[EXERCISE GOAL]
Sift the material for lines containing "statement", and return them.

[Data records]
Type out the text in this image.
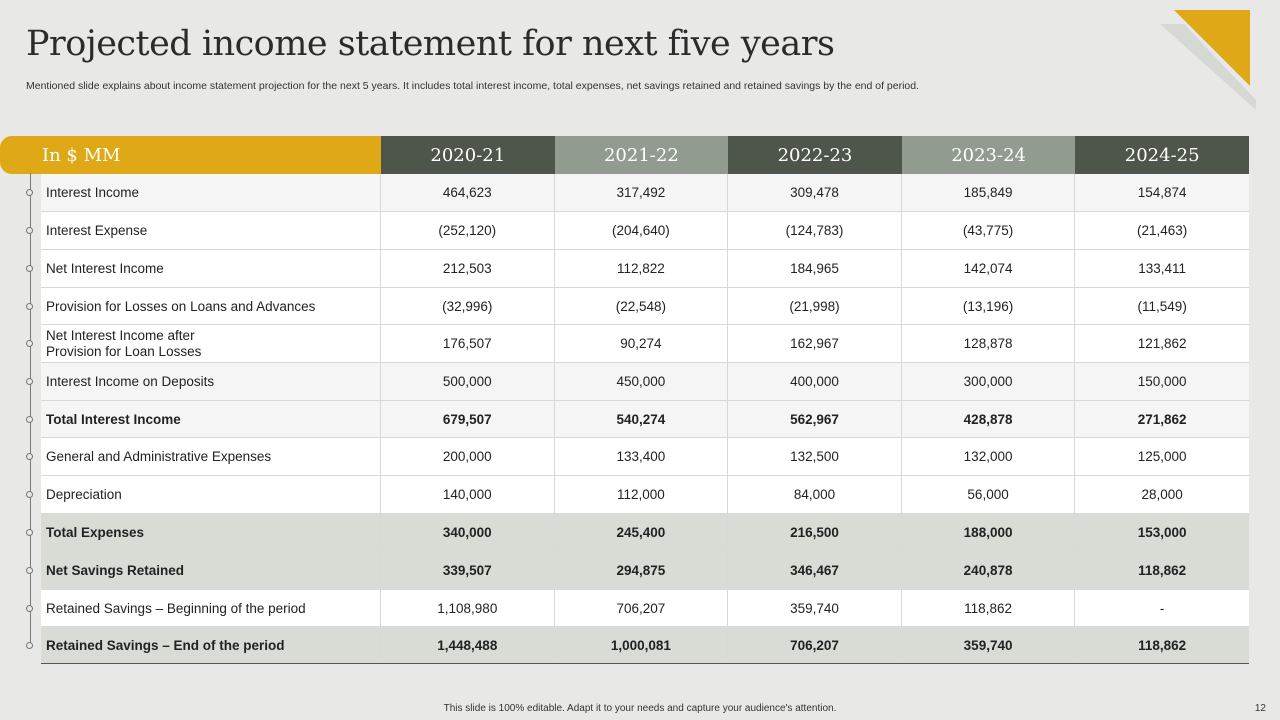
Projected income statement for next five years
Mentioned slide explains about income statement projection for the next 5 years. It includes total interest income, total expenses, net savings retained and retained savings by the end of period.
In $ MM	2020-21	2021-22	2022-23	2023-24	2024-25
Interest Income	464,623	317,492	309,478	185,849	154,874
Interest Expense	(252,120)	(204,640)	(124,783)	(43,775)	(21,463)
Net Interest Income	212,503	112,822	184,965	142,074	133,411
Provision for Losses on Loans and Advances	(32,996)	(22,548)	(21,998)	(13,196)	(11,549)
Net Interest Income after Provision for Loan Losses	176,507	90,274	162,967	128,878	121,862
Interest Income on Deposits	500,000	450,000	400,000	300,000	150,000
Total Interest Income	679,507	540,274	562,967	428,878	271,862
General and Administrative Expenses	200,000	133,400	132,500	132,000	125,000
Depreciation	140,000	112,000	84,000	56,000	28,000
Total Expenses	340,000	245,400	216,500	188,000	153,000
Net Savings Retained	339,507	294,875	346,467	240,878	118,862
Retained Savings – Beginning of the period	1,108,980	706,207	359,740	118,862	-
Retained Savings – End of the period	1,448,488	1,000,081	706,207	359,740	118,862
This slide is 100% editable. Adapt it to your needs and capture your audience's attention.	12
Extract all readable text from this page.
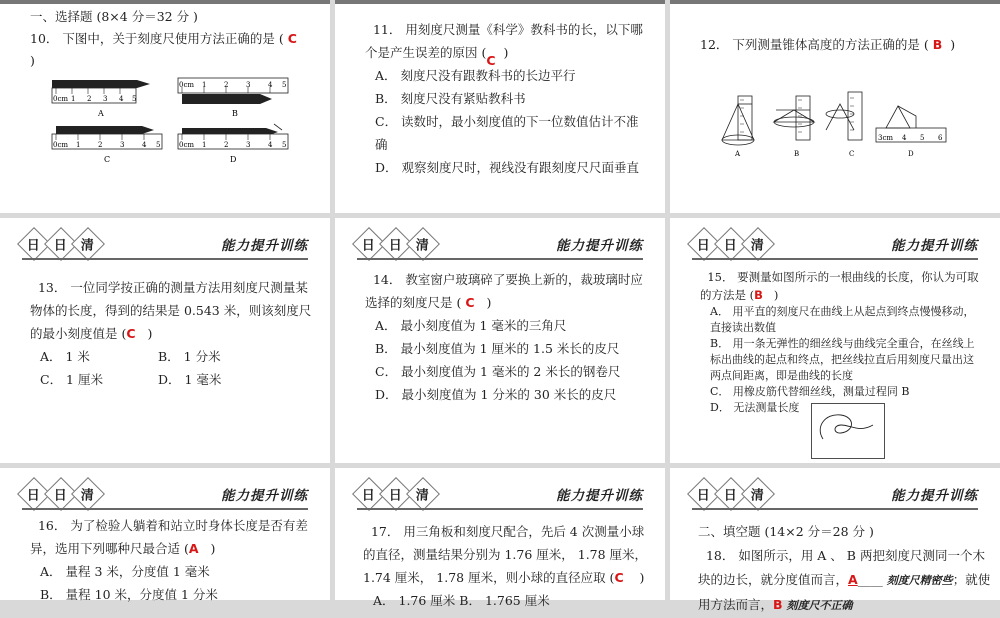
一、选择题 (8×4 分＝32 分 )

10． 下图中，关于刻度尺使用方法正确的是 ( C

)

0cm 1 2 3 4 5
A
0cm 1	2	3	4 5
B
0cm 1	2	3	4 5
C
0cm 1	2	3	4 5
D

11． 用刻度尺测量《科学》教科书的长，以下哪个是产生误差的原因 (C  )

A． 刻度尺没有跟教科书的长边平行

B． 刻度尺没有紧贴教科书

C． 读数时，最小刻度值的下一位数值估计不准确

D． 观察刻度尺时，视线没有跟刻度尺尺面垂直

12． 下列测量锥体高度的方法正确的是 ( B )

3cm 4 5 6
A	B	C	D
日 日 清	能力提升训练

13． 一位同学按正确的测量方法用刻度尺测量某物体的长度，得到的结果是 0.543 米，则该刻度尺的最小刻度值是 (C )

A． 1 米	B． 1 分米

C． 1 厘米	D． 1 毫米

日 日 清	能力提升训练

14． 教室窗户玻璃碎了要换上新的，裁玻璃时应选择的刻度尺是 ( C )

A． 最小刻度值为 1 毫米的三角尺

B． 最小刻度值为 1 厘米的 1.5 米长的皮尺

C． 最小刻度值为 1 毫米的 2 米长的钢卷尺

D． 最小刻度值为 1 分米的 30 米长的皮尺

日 日 清	能力提升训练

15． 要测量如图所示的一根曲线的长度，你认为可取的方法是 (B )

A． 用平直的刻度尺在曲线上从起点到终点慢慢移动，直接读出数值

B． 用一条无弹性的细丝线与曲线完全重合，在丝线上标出曲线的起点和终点，把丝线拉直后用刻度尺量出这两点间距离，即是曲线的长度

C． 用橡皮筋代替细丝线，测量过程同 B

D． 无法测量长度

日 日 清	能力提升训练

16． 为了检验人躺着和站立时身体长度是否有差异，选用下列哪种尺最合适 (A )

A． 量程 3 米，分度值 1 毫米

B． 量程 10 米，分度值 1 分米

日 日 清	能力提升训练

17． 用三角板和刻度尺配合，先后 4 次测量小球的直径，测量结果分别为 1.76 厘米， 1.78 厘米， 1.74 厘米， 1.78 厘米，则小球的直径应取 (C )

A． 1.76 厘米 B． 1.765 厘米

日 日 清	能力提升训练

二、填空题 (14×2 分＝28 分 )

18． 如图所示，用 A 、 B 两把刻度尺测同一个木块的边长，就分度值而言，A____ 刻度尺精密些；就使用方法而言，B 刻度尺不正确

[REPLY TO THE TASK]
Projected income statement for next five years
Mentioned slide explains about income statement projection for the next 5 years. It includes total interest income, total expenses, net savings retained and retained savings by the end of period.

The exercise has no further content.